• **Data shown**:
──────────────────────────────

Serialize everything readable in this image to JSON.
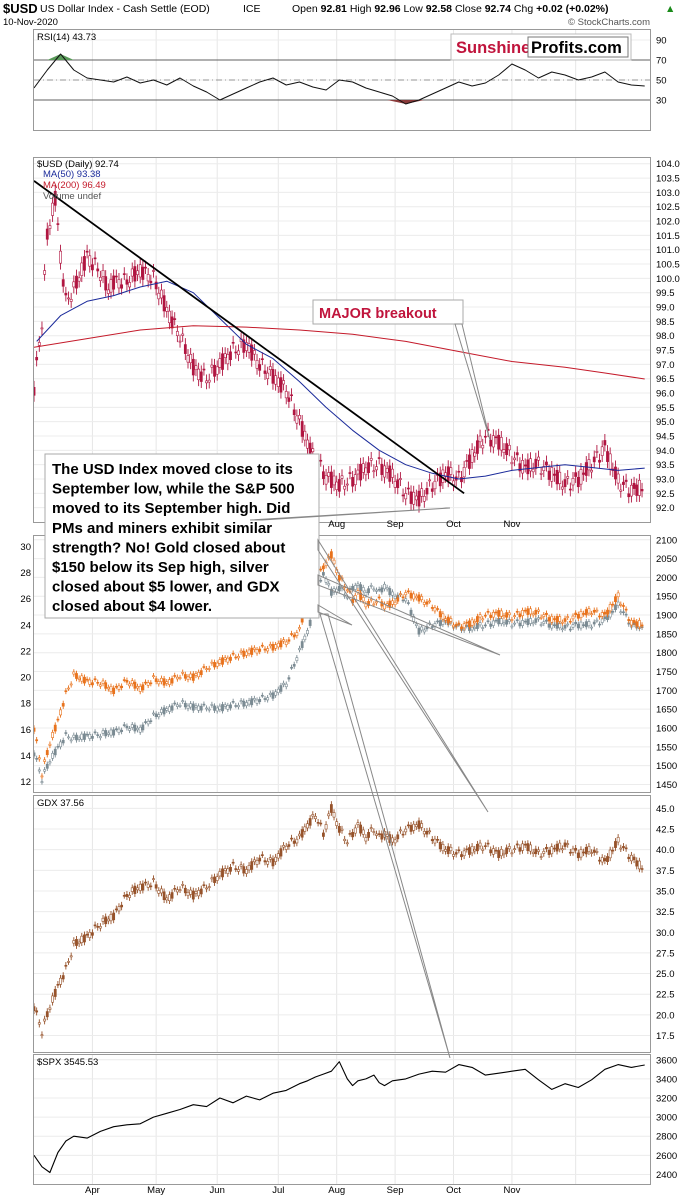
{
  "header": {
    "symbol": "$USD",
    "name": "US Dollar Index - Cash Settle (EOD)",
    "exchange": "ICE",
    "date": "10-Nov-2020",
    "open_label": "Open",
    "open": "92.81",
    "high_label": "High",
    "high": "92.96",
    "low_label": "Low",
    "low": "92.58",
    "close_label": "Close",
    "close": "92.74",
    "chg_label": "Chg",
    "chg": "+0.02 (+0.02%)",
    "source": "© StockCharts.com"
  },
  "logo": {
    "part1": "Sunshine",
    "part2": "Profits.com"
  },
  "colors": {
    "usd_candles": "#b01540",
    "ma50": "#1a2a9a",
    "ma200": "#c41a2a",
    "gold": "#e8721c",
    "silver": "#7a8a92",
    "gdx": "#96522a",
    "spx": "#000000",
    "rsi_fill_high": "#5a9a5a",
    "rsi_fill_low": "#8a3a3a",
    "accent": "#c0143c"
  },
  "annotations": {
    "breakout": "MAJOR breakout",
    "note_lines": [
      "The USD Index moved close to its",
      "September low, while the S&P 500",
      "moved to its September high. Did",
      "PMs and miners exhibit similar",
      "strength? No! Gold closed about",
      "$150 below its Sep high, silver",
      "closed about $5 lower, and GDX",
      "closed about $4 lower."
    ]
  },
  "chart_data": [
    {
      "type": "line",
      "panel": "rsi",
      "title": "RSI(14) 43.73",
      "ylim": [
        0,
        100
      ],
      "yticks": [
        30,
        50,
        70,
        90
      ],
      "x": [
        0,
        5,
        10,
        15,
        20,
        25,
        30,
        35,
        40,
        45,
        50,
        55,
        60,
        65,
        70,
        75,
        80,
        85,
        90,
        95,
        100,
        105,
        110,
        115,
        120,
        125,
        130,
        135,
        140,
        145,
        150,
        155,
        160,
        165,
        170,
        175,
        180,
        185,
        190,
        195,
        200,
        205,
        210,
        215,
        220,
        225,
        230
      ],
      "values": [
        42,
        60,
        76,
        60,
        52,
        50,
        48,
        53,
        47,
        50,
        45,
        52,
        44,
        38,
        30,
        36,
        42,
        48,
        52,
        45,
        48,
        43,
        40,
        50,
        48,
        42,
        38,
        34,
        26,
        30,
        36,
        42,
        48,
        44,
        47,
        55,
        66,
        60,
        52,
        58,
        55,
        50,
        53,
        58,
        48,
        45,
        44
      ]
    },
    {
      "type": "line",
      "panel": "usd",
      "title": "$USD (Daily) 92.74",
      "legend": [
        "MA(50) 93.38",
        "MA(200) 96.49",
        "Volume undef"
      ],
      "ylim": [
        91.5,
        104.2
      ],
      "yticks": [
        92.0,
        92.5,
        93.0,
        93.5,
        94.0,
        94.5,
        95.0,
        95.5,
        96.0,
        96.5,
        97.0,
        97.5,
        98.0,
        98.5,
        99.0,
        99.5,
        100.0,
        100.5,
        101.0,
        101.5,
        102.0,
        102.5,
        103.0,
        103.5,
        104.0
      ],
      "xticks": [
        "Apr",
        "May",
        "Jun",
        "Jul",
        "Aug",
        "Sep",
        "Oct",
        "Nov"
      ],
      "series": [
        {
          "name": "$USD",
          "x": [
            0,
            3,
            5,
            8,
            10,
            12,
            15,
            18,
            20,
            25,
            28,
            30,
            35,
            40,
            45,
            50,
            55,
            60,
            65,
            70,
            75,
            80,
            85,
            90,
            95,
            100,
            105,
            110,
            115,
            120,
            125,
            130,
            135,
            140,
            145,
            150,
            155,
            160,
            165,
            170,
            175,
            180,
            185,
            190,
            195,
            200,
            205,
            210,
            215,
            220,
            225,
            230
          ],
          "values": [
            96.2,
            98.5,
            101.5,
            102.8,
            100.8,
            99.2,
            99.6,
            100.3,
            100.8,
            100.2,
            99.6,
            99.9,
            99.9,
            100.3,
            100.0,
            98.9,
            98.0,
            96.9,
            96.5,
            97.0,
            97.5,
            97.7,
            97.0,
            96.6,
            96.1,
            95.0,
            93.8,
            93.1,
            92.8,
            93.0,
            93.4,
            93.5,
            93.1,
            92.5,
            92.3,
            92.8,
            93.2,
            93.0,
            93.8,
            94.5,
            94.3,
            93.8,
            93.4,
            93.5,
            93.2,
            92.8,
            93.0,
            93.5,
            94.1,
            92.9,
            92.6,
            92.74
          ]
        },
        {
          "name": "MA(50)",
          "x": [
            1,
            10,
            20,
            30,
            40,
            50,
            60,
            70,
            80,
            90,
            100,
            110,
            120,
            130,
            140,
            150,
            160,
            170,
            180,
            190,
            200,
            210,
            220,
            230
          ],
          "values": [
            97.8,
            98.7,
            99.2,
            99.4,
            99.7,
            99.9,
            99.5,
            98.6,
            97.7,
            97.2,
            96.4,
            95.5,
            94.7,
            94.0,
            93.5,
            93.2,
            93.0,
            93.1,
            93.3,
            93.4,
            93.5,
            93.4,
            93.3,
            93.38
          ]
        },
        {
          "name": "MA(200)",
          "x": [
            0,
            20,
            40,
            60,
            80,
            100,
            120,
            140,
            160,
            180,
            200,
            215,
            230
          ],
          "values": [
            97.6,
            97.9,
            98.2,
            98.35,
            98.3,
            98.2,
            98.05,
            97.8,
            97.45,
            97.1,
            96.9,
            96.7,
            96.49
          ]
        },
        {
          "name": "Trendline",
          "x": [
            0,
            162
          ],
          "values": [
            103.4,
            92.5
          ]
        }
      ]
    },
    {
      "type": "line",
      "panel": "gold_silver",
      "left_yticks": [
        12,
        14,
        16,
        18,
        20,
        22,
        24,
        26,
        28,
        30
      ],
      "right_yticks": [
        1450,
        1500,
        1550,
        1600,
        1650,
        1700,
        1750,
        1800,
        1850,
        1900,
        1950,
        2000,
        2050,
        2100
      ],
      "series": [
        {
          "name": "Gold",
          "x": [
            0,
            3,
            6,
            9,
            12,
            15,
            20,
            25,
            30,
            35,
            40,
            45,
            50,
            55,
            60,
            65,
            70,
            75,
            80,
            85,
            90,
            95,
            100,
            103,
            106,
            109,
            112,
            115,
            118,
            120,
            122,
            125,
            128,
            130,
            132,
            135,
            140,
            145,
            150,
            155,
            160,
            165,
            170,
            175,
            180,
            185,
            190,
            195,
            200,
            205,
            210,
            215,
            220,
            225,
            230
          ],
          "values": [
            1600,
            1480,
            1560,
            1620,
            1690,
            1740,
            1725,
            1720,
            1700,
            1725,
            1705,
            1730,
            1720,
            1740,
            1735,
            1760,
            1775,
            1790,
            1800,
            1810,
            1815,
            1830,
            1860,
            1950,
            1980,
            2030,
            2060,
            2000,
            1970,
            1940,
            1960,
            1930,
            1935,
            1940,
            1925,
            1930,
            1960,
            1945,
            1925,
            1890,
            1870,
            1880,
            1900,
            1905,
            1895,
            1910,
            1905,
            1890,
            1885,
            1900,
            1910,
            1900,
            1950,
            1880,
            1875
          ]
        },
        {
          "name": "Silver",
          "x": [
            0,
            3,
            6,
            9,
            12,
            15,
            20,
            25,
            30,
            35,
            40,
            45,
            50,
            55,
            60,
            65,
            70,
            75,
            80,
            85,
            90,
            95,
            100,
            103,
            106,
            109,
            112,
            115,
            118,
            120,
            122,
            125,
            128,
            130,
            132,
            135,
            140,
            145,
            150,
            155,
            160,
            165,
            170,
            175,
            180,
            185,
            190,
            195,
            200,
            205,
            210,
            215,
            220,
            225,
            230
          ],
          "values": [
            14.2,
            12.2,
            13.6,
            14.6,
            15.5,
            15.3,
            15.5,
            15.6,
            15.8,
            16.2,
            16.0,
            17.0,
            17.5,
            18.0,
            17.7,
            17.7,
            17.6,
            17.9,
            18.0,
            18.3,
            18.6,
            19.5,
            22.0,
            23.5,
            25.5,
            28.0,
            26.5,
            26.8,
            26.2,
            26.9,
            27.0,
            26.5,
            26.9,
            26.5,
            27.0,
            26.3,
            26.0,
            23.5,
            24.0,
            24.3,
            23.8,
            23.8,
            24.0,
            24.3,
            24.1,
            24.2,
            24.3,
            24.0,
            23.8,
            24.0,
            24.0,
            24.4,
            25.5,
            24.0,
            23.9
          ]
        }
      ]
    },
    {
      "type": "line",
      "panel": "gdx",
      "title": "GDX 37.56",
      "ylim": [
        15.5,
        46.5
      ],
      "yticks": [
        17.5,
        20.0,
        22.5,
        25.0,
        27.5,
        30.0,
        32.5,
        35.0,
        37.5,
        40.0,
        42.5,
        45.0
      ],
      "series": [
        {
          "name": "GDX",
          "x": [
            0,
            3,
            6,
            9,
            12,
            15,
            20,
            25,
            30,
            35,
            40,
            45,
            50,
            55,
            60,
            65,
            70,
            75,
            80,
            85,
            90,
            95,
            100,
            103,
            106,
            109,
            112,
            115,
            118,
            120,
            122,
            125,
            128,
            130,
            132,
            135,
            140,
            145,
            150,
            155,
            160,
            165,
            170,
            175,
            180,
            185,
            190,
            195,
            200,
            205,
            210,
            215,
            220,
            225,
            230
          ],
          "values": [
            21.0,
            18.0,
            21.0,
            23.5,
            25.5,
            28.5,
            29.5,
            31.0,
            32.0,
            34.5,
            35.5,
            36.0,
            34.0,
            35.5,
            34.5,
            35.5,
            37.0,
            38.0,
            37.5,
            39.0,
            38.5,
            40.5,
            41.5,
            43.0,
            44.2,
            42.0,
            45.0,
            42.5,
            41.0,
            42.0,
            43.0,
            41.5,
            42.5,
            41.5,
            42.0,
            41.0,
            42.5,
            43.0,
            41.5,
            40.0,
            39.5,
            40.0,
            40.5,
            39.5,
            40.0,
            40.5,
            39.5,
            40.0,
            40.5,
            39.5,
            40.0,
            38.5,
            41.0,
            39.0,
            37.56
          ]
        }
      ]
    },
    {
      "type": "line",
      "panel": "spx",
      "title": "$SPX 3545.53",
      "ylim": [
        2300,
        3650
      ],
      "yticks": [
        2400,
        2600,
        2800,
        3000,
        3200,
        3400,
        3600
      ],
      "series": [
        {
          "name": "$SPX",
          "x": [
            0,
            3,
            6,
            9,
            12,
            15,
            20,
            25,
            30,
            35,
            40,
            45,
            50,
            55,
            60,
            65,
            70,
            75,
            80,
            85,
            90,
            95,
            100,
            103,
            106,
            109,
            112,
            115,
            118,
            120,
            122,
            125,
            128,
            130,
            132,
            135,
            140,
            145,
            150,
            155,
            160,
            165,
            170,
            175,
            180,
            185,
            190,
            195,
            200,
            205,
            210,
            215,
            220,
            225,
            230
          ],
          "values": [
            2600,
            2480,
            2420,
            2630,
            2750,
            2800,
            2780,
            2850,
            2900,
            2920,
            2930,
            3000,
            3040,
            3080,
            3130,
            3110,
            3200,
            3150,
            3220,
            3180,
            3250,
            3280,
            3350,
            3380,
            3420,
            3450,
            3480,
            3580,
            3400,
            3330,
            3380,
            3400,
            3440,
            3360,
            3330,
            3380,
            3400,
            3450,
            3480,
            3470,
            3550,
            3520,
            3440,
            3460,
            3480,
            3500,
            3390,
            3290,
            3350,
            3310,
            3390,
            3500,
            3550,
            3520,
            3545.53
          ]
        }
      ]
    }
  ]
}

──────────────────────────────

• **Stated problem**: Look through the records above and report how many lines hold the word "name", giving only the number.

• **Exercise output**: 9